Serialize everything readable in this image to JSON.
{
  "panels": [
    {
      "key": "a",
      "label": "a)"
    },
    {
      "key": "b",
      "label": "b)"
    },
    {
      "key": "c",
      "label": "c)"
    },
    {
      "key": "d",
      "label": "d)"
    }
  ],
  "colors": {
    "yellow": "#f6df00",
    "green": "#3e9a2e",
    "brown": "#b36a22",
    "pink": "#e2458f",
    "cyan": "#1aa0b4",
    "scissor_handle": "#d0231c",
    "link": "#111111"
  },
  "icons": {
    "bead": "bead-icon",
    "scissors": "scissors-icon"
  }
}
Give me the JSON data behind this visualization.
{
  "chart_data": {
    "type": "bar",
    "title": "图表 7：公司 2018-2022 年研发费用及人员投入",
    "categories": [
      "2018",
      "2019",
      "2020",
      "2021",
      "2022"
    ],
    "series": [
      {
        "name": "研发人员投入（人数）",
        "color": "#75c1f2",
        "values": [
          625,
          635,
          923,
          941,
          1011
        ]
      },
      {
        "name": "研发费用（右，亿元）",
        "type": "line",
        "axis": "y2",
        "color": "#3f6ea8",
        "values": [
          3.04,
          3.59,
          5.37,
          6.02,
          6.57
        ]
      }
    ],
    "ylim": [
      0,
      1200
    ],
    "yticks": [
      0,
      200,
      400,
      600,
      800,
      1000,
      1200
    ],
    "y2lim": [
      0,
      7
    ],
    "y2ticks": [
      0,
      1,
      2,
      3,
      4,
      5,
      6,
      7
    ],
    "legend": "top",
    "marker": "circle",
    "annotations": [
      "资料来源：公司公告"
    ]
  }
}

Objective.
Exactly reproduce every line of the data above.

The result.
Serialize everything readable in this image to JSON.
{
  "panels": [
    {
      "key": "a",
      "label": "a)"
    },
    {
      "key": "b",
      "label": "b)"
    },
    {
      "key": "c",
      "label": "c)"
    },
    {
      "key": "d",
      "label": "d)"
    }
  ],
  "colors": {
    "yellow": "#f6df00",
    "green": "#3e9a2e",
    "brown": "#b36a22",
    "pink": "#e2458f",
    "cyan": "#1aa0b4",
    "scissor_handle": "#d0231c",
    "link": "#111111"
  },
  "icons": {
    "bead": "bead-icon",
    "scissors": "scissors-icon"
  }
}
Give me the JSON data behind this visualization.
{
  "chart_data": {
    "type": "bar",
    "title": "图表 7：公司 2018-2022 年研发费用及人员投入",
    "categories": [
      "2018",
      "2019",
      "2020",
      "2021",
      "2022"
    ],
    "series": [
      {
        "name": "研发人员投入（人数）",
        "color": "#75c1f2",
        "values": [
          625,
          635,
          923,
          941,
          1011
        ]
      },
      {
        "name": "研发费用（右，亿元）",
        "type": "line",
        "axis": "y2",
        "color": "#3f6ea8",
        "values": [
          3.04,
          3.59,
          5.37,
          6.02,
          6.57
        ]
      }
    ],
    "ylim": [
      0,
      1200
    ],
    "yticks": [
      0,
      200,
      400,
      600,
      800,
      1000,
      1200
    ],
    "y2lim": [
      0,
      7
    ],
    "y2ticks": [
      0,
      1,
      2,
      3,
      4,
      5,
      6,
      7
    ],
    "legend": "top",
    "marker": "circle",
    "annotations": [
      "资料来源：公司公告"
    ]
  }
}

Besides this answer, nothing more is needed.